#### Goal
Output every entry exactly as given.

#### Provided information
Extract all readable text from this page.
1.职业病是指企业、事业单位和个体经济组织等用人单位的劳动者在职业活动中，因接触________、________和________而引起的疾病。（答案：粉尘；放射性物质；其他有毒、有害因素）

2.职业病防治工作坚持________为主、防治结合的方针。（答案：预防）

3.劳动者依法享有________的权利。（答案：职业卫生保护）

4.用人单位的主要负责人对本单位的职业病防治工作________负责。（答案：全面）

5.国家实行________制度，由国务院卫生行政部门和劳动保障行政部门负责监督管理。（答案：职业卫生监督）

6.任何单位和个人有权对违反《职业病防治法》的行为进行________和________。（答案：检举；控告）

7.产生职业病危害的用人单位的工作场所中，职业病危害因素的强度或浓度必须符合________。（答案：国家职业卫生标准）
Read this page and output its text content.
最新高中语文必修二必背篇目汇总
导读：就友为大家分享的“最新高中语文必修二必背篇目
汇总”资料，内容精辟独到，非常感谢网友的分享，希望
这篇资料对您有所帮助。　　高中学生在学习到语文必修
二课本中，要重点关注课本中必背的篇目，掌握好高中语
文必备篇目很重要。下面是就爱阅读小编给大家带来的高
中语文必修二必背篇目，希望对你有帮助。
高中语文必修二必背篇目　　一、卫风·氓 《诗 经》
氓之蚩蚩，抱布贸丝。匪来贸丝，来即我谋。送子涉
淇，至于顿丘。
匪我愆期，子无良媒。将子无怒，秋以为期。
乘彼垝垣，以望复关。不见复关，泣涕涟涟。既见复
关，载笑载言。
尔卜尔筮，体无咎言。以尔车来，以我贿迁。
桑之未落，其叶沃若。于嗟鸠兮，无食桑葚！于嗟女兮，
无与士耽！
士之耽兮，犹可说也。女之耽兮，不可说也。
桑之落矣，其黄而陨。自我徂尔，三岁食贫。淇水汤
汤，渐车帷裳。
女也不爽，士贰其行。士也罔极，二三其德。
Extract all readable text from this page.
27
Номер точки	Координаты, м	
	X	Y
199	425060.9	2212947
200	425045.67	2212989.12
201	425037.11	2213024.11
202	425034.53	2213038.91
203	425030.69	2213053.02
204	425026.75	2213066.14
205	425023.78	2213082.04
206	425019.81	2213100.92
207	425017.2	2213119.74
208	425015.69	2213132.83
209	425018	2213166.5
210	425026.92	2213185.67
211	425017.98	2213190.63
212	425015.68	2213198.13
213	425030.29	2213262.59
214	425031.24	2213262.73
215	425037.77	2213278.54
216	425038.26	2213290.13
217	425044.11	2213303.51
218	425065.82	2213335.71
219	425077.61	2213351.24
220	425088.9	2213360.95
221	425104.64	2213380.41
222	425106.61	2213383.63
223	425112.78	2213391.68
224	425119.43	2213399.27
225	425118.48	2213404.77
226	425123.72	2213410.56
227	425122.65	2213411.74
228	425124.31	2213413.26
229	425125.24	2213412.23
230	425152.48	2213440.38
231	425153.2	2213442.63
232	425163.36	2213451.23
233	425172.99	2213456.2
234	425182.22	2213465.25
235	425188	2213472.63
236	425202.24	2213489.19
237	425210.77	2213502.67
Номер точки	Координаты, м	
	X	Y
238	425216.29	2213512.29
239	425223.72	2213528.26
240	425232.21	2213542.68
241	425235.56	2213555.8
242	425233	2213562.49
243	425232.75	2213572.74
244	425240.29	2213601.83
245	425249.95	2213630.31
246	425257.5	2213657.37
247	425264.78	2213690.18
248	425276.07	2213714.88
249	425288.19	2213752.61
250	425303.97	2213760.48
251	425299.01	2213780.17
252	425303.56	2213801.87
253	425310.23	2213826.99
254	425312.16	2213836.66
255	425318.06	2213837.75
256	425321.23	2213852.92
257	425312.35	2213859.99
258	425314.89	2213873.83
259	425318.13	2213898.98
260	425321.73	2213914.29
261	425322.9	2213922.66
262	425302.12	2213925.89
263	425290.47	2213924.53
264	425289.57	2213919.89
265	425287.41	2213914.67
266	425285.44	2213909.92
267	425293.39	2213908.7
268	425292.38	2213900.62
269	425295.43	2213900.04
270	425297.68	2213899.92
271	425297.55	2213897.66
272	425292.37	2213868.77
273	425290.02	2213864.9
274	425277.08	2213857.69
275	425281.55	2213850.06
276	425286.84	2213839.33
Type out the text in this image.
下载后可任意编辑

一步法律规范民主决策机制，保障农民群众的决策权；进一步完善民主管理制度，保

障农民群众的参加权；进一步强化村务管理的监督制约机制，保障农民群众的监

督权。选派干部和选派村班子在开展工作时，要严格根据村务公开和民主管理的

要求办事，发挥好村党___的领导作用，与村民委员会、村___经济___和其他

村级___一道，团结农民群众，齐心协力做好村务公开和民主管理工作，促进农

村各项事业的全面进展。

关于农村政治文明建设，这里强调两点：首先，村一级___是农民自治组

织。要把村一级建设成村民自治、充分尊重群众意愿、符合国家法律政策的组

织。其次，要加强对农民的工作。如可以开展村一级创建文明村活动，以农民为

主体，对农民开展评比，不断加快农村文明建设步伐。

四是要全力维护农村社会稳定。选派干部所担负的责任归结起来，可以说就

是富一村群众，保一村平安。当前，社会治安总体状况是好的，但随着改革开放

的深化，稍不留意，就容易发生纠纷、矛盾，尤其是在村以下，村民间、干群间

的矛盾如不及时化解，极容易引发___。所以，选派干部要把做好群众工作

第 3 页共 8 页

#### Answer to the exercise
Extract all readable text from this page.
1.职业病是指企业、事业单位和个体经济组织等用人单位的劳动者在职业活动中，因接触________、________和________而引起的疾病。（答案：粉尘；放射性物质；其他有毒、有害因素）

2.职业病防治工作坚持________为主、防治结合的方针。（答案：预防）

3.劳动者依法享有________的权利。（答案：职业卫生保护）

4.用人单位的主要负责人对本单位的职业病防治工作________负责。（答案：全面）

5.国家实行________制度，由国务院卫生行政部门和劳动保障行政部门负责监督管理。（答案：职业卫生监督）

6.任何单位和个人有权对违反《职业病防治法》的行为进行________和________。（答案：检举；控告）

7.产生职业病危害的用人单位的工作场所中，职业病危害因素的强度或浓度必须符合________。（答案：国家职业卫生标准）
Read this page and output its text content.
最新高中语文必修二必背篇目汇总
导读：就友为大家分享的“最新高中语文必修二必背篇目
汇总”资料，内容精辟独到，非常感谢网友的分享，希望
这篇资料对您有所帮助。　　高中学生在学习到语文必修
二课本中，要重点关注课本中必背的篇目，掌握好高中语
文必备篇目很重要。下面是就爱阅读小编给大家带来的高
中语文必修二必背篇目，希望对你有帮助。
高中语文必修二必背篇目　　一、卫风·氓 《诗 经》
氓之蚩蚩，抱布贸丝。匪来贸丝，来即我谋。送子涉
淇，至于顿丘。
匪我愆期，子无良媒。将子无怒，秋以为期。
乘彼垝垣，以望复关。不见复关，泣涕涟涟。既见复
关，载笑载言。
尔卜尔筮，体无咎言。以尔车来，以我贿迁。
桑之未落，其叶沃若。于嗟鸠兮，无食桑葚！于嗟女兮，
无与士耽！
士之耽兮，犹可说也。女之耽兮，不可说也。
桑之落矣，其黄而陨。自我徂尔，三岁食贫。淇水汤
汤，渐车帷裳。
女也不爽，士贰其行。士也罔极，二三其德。
Extract all readable text from this page.
27
Номер точки	Координаты, м	
	X	Y
199	425060.9	2212947
200	425045.67	2212989.12
201	425037.11	2213024.11
202	425034.53	2213038.91
203	425030.69	2213053.02
204	425026.75	2213066.14
205	425023.78	2213082.04
206	425019.81	2213100.92
207	425017.2	2213119.74
208	425015.69	2213132.83
209	425018	2213166.5
210	425026.92	2213185.67
211	425017.98	2213190.63
212	425015.68	2213198.13
213	425030.29	2213262.59
214	425031.24	2213262.73
215	425037.77	2213278.54
216	425038.26	2213290.13
217	425044.11	2213303.51
218	425065.82	2213335.71
219	425077.61	2213351.24
220	425088.9	2213360.95
221	425104.64	2213380.41
222	425106.61	2213383.63
223	425112.78	2213391.68
224	425119.43	2213399.27
225	425118.48	2213404.77
226	425123.72	2213410.56
227	425122.65	2213411.74
228	425124.31	2213413.26
229	425125.24	2213412.23
230	425152.48	2213440.38
231	425153.2	2213442.63
232	425163.36	2213451.23
233	425172.99	2213456.2
234	425182.22	2213465.25
235	425188	2213472.63
236	425202.24	2213489.19
237	425210.77	2213502.67
Номер точки	Координаты, м	
	X	Y
238	425216.29	2213512.29
239	425223.72	2213528.26
240	425232.21	2213542.68
241	425235.56	2213555.8
242	425233	2213562.49
243	425232.75	2213572.74
244	425240.29	2213601.83
245	425249.95	2213630.31
246	425257.5	2213657.37
247	425264.78	2213690.18
248	425276.07	2213714.88
249	425288.19	2213752.61
250	425303.97	2213760.48
251	425299.01	2213780.17
252	425303.56	2213801.87
253	425310.23	2213826.99
254	425312.16	2213836.66
255	425318.06	2213837.75
256	425321.23	2213852.92
257	425312.35	2213859.99
258	425314.89	2213873.83
259	425318.13	2213898.98
260	425321.73	2213914.29
261	425322.9	2213922.66
262	425302.12	2213925.89
263	425290.47	2213924.53
264	425289.57	2213919.89
265	425287.41	2213914.67
266	425285.44	2213909.92
267	425293.39	2213908.7
268	425292.38	2213900.62
269	425295.43	2213900.04
270	425297.68	2213899.92
271	425297.55	2213897.66
272	425292.37	2213868.77
273	425290.02	2213864.9
274	425277.08	2213857.69
275	425281.55	2213850.06
276	425286.84	2213839.33
Type out the text in this image.
下载后可任意编辑

一步法律规范民主决策机制，保障农民群众的决策权；进一步完善民主管理制度，保

障农民群众的参加权；进一步强化村务管理的监督制约机制，保障农民群众的监

督权。选派干部和选派村班子在开展工作时，要严格根据村务公开和民主管理的

要求办事，发挥好村党___的领导作用，与村民委员会、村___经济___和其他

村级___一道，团结农民群众，齐心协力做好村务公开和民主管理工作，促进农

村各项事业的全面进展。

关于农村政治文明建设，这里强调两点：首先，村一级___是农民自治组

织。要把村一级建设成村民自治、充分尊重群众意愿、符合国家法律政策的组

织。其次，要加强对农民的工作。如可以开展村一级创建文明村活动，以农民为

主体，对农民开展评比，不断加快农村文明建设步伐。

四是要全力维护农村社会稳定。选派干部所担负的责任归结起来，可以说就

是富一村群众，保一村平安。当前，社会治安总体状况是好的，但随着改革开放

的深化，稍不留意，就容易发生纠纷、矛盾，尤其是在村以下，村民间、干群间

的矛盾如不及时化解，极容易引发___。所以，选派干部要把做好群众工作

第 3 页共 8 页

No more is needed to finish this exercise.